* [What to work on]
Would you output the whole listing below, exactly as it reads?
———
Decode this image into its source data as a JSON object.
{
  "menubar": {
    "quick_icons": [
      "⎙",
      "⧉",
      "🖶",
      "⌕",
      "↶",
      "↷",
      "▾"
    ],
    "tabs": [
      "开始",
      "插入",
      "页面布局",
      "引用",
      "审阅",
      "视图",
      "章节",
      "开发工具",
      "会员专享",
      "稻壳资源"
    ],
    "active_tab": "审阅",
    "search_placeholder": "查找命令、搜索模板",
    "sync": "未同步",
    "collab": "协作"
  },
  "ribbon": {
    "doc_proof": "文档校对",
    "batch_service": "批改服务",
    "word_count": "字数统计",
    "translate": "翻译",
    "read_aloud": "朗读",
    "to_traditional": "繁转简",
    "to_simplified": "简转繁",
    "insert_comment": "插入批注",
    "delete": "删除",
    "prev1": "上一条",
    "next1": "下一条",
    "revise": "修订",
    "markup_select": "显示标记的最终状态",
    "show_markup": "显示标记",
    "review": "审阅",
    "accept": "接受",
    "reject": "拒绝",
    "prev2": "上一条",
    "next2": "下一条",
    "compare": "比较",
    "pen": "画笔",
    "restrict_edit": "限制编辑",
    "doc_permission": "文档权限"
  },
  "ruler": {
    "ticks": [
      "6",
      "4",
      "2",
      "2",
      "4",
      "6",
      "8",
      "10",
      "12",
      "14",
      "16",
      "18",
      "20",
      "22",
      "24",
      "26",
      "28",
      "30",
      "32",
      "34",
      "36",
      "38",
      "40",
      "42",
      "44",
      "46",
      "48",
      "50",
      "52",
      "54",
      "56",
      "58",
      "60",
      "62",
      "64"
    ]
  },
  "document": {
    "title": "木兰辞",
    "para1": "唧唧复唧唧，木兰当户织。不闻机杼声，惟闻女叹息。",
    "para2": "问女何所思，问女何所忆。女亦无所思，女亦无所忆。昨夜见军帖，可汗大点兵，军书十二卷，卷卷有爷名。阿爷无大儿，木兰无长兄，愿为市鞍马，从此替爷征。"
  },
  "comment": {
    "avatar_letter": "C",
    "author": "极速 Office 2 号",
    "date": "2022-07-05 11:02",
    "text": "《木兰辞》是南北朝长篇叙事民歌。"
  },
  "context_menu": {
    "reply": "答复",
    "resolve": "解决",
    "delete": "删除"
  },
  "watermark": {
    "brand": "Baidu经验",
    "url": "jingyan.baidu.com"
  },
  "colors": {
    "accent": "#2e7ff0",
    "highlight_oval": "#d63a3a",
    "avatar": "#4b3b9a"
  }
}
———
* [Task output]
Decode this image into its source data as a JSON object.
{
  "menubar": {
    "quick_icons": [
      "⎙",
      "⧉",
      "🖶",
      "⌕",
      "↶",
      "↷",
      "▾"
    ],
    "tabs": [
      "开始",
      "插入",
      "页面布局",
      "引用",
      "审阅",
      "视图",
      "章节",
      "开发工具",
      "会员专享",
      "稻壳资源"
    ],
    "active_tab": "审阅",
    "search_placeholder": "查找命令、搜索模板",
    "sync": "未同步",
    "collab": "协作"
  },
  "ribbon": {
    "doc_proof": "文档校对",
    "batch_service": "批改服务",
    "word_count": "字数统计",
    "translate": "翻译",
    "read_aloud": "朗读",
    "to_traditional": "繁转简",
    "to_simplified": "简转繁",
    "insert_comment": "插入批注",
    "delete": "删除",
    "prev1": "上一条",
    "next1": "下一条",
    "revise": "修订",
    "markup_select": "显示标记的最终状态",
    "show_markup": "显示标记",
    "review": "审阅",
    "accept": "接受",
    "reject": "拒绝",
    "prev2": "上一条",
    "next2": "下一条",
    "compare": "比较",
    "pen": "画笔",
    "restrict_edit": "限制编辑",
    "doc_permission": "文档权限"
  },
  "ruler": {
    "ticks": [
      "6",
      "4",
      "2",
      "2",
      "4",
      "6",
      "8",
      "10",
      "12",
      "14",
      "16",
      "18",
      "20",
      "22",
      "24",
      "26",
      "28",
      "30",
      "32",
      "34",
      "36",
      "38",
      "40",
      "42",
      "44",
      "46",
      "48",
      "50",
      "52",
      "54",
      "56",
      "58",
      "60",
      "62",
      "64"
    ]
  },
  "document": {
    "title": "木兰辞",
    "para1": "唧唧复唧唧，木兰当户织。不闻机杼声，惟闻女叹息。",
    "para2": "问女何所思，问女何所忆。女亦无所思，女亦无所忆。昨夜见军帖，可汗大点兵，军书十二卷，卷卷有爷名。阿爷无大儿，木兰无长兄，愿为市鞍马，从此替爷征。"
  },
  "comment": {
    "avatar_letter": "C",
    "author": "极速 Office 2 号",
    "date": "2022-07-05 11:02",
    "text": "《木兰辞》是南北朝长篇叙事民歌。"
  },
  "context_menu": {
    "reply": "答复",
    "resolve": "解决",
    "delete": "删除"
  },
  "watermark": {
    "brand": "Baidu经验",
    "url": "jingyan.baidu.com"
  },
  "colors": {
    "accent": "#2e7ff0",
    "highlight_oval": "#d63a3a",
    "avatar": "#4b3b9a"
  }
}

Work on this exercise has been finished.